Please transcribe the data that follows without the pictures, keeping every word the same.
───
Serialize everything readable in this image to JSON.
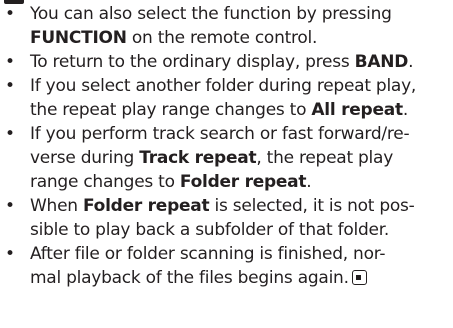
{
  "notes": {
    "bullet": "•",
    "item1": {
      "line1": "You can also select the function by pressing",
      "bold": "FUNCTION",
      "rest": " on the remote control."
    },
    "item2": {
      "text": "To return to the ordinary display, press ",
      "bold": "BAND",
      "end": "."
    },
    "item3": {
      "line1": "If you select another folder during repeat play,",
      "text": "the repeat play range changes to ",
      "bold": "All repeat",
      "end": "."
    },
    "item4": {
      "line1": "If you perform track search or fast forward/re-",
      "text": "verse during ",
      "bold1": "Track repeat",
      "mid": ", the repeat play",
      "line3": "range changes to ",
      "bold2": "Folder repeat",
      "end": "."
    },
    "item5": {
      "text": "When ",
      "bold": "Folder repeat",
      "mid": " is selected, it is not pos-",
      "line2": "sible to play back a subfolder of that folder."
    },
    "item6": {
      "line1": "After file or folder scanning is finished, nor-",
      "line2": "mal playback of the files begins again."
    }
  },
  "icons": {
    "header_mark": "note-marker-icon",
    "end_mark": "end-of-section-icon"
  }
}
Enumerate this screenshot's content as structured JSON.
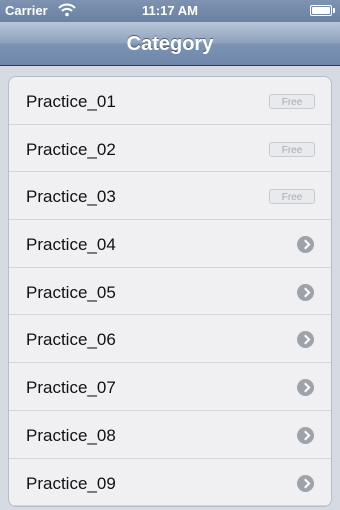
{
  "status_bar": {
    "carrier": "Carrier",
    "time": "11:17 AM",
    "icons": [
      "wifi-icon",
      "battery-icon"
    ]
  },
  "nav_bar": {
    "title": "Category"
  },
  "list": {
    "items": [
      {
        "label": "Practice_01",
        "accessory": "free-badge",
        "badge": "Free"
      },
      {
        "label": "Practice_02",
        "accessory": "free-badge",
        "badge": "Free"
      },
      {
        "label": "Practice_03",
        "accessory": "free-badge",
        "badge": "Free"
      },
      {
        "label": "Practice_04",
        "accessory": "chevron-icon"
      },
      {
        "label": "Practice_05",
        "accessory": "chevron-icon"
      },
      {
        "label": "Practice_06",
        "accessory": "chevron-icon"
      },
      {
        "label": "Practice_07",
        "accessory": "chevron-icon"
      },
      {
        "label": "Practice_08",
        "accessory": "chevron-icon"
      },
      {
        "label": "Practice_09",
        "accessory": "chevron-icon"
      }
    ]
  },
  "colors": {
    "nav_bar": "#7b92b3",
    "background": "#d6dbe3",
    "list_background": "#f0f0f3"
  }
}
───
*Response:*
Serialize everything readable in this image to JSON.
{
  "notes": {
    "bullet": "•",
    "item1": {
      "line1": "You can also select the function by pressing",
      "bold": "FUNCTION",
      "rest": " on the remote control."
    },
    "item2": {
      "text": "To return to the ordinary display, press ",
      "bold": "BAND",
      "end": "."
    },
    "item3": {
      "line1": "If you select another folder during repeat play,",
      "text": "the repeat play range changes to ",
      "bold": "All repeat",
      "end": "."
    },
    "item4": {
      "line1": "If you perform track search or fast forward/re-",
      "text": "verse during ",
      "bold1": "Track repeat",
      "mid": ", the repeat play",
      "line3": "range changes to ",
      "bold2": "Folder repeat",
      "end": "."
    },
    "item5": {
      "text": "When ",
      "bold": "Folder repeat",
      "mid": " is selected, it is not pos-",
      "line2": "sible to play back a subfolder of that folder."
    },
    "item6": {
      "line1": "After file or folder scanning is finished, nor-",
      "line2": "mal playback of the files begins again."
    }
  },
  "icons": {
    "header_mark": "note-marker-icon",
    "end_mark": "end-of-section-icon"
  }
}
Enumerate this screenshot's content as structured JSON.
{
  "status_bar": {
    "carrier": "Carrier",
    "time": "11:17 AM",
    "icons": [
      "wifi-icon",
      "battery-icon"
    ]
  },
  "nav_bar": {
    "title": "Category"
  },
  "list": {
    "items": [
      {
        "label": "Practice_01",
        "accessory": "free-badge",
        "badge": "Free"
      },
      {
        "label": "Practice_02",
        "accessory": "free-badge",
        "badge": "Free"
      },
      {
        "label": "Practice_03",
        "accessory": "free-badge",
        "badge": "Free"
      },
      {
        "label": "Practice_04",
        "accessory": "chevron-icon"
      },
      {
        "label": "Practice_05",
        "accessory": "chevron-icon"
      },
      {
        "label": "Practice_06",
        "accessory": "chevron-icon"
      },
      {
        "label": "Practice_07",
        "accessory": "chevron-icon"
      },
      {
        "label": "Practice_08",
        "accessory": "chevron-icon"
      },
      {
        "label": "Practice_09",
        "accessory": "chevron-icon"
      }
    ]
  },
  "colors": {
    "nav_bar": "#7b92b3",
    "background": "#d6dbe3",
    "list_background": "#f0f0f3"
  }
}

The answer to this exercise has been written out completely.